» **Work to be completed**:
In the listing below, find the line containing "OCR this image.". Write out that line and every line after it to the end, exactly and only those.

» **Extracted information**:
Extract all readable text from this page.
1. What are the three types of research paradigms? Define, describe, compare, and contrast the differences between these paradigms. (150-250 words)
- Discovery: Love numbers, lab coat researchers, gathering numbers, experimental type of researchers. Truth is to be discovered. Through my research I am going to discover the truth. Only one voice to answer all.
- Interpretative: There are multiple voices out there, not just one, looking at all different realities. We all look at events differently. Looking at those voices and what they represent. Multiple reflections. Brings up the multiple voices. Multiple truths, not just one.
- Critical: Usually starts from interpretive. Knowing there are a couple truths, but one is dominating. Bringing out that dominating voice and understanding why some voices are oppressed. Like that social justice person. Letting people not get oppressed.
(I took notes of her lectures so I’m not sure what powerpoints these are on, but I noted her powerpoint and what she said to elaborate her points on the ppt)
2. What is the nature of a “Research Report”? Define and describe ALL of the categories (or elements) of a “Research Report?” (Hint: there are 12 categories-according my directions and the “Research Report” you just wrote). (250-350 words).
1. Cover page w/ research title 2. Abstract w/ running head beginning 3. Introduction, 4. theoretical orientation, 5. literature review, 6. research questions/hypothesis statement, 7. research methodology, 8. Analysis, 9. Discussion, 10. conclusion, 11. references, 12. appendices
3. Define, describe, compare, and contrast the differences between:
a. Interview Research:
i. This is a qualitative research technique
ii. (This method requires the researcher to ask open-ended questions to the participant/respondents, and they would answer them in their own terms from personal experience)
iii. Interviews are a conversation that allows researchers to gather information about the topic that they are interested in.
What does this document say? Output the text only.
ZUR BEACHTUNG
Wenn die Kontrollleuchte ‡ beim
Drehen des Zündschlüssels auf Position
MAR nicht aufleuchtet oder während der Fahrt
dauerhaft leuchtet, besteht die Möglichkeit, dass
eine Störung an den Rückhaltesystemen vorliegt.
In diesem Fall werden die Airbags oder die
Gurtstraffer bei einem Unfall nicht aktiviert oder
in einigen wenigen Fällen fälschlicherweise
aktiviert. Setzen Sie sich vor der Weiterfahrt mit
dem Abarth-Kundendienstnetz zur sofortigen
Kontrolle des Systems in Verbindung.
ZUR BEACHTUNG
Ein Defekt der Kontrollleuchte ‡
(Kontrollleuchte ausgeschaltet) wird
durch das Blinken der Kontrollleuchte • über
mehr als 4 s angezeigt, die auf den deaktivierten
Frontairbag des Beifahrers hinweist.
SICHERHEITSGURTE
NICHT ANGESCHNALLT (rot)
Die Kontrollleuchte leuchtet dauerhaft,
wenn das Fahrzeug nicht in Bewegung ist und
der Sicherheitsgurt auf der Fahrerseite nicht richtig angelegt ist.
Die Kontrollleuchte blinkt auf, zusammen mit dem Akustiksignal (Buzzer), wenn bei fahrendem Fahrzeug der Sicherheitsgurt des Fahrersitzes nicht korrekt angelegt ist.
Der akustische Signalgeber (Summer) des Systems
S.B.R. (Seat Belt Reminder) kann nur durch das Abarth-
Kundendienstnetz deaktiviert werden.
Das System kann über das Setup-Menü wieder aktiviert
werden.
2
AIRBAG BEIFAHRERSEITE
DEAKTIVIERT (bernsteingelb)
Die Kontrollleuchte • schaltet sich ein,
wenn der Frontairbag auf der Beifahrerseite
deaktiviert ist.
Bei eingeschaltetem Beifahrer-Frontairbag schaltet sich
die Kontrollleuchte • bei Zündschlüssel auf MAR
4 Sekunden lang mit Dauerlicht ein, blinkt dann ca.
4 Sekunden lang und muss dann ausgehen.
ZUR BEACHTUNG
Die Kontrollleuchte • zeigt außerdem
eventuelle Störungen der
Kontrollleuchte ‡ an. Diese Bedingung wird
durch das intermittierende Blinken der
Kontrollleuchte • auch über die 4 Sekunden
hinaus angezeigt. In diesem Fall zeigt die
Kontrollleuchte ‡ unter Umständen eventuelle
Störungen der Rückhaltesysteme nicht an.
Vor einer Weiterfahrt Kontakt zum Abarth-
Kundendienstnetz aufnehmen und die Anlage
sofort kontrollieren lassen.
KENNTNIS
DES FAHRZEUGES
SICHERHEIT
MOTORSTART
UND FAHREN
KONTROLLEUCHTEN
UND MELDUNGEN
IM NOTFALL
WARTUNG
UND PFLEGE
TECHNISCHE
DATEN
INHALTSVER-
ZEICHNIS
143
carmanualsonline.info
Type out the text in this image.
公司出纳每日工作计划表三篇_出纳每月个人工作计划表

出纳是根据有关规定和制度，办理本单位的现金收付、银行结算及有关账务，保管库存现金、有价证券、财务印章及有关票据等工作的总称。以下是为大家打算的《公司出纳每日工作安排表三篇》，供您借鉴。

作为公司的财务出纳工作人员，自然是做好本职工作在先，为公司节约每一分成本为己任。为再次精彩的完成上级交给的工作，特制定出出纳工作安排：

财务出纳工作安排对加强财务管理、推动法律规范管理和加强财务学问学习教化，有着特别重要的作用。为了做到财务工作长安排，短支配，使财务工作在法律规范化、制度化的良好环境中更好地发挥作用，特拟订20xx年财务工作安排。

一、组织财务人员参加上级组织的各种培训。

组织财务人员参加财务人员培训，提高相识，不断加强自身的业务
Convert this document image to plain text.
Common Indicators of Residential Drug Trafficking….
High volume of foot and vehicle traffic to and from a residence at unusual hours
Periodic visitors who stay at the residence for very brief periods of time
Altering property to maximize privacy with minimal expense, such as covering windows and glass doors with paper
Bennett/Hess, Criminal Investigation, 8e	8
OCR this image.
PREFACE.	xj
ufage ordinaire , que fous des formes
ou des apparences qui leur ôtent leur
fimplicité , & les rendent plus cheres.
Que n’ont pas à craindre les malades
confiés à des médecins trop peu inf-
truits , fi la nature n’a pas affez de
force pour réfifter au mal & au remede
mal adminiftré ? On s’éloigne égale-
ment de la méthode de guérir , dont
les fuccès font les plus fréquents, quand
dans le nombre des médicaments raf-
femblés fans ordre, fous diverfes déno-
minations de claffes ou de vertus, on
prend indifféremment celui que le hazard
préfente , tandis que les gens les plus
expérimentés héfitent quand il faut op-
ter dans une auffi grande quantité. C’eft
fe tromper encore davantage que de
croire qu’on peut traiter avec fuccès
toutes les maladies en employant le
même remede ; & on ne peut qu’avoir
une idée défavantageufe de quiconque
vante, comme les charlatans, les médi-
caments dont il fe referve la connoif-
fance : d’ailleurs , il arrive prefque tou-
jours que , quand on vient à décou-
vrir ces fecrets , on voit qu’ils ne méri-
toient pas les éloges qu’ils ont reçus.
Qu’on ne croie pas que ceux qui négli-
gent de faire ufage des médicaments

» **Reply to the task**:
OCR this image.
PREFACE.	xj
ufage ordinaire , que fous des formes
ou des apparences qui leur ôtent leur
fimplicité , & les rendent plus cheres.
Que n’ont pas à craindre les malades
confiés à des médecins trop peu inf-
truits , fi la nature n’a pas affez de
force pour réfifter au mal & au remede
mal adminiftré ? On s’éloigne égale-
ment de la méthode de guérir , dont
les fuccès font les plus fréquents, quand
dans le nombre des médicaments raf-
femblés fans ordre, fous diverfes déno-
minations de claffes ou de vertus, on
prend indifféremment celui que le hazard
préfente , tandis que les gens les plus
expérimentés héfitent quand il faut op-
ter dans une auffi grande quantité. C’eft
fe tromper encore davantage que de
croire qu’on peut traiter avec fuccès
toutes les maladies en employant le
même remede ; & on ne peut qu’avoir
une idée défavantageufe de quiconque
vante, comme les charlatans, les médi-
caments dont il fe referve la connoif-
fance : d’ailleurs , il arrive prefque tou-
jours que , quand on vient à décou-
vrir ces fecrets , on voit qu’ils ne méri-
toient pas les éloges qu’ils ont reçus.
Qu’on ne croie pas que ceux qui négli-
gent de faire ufage des médicaments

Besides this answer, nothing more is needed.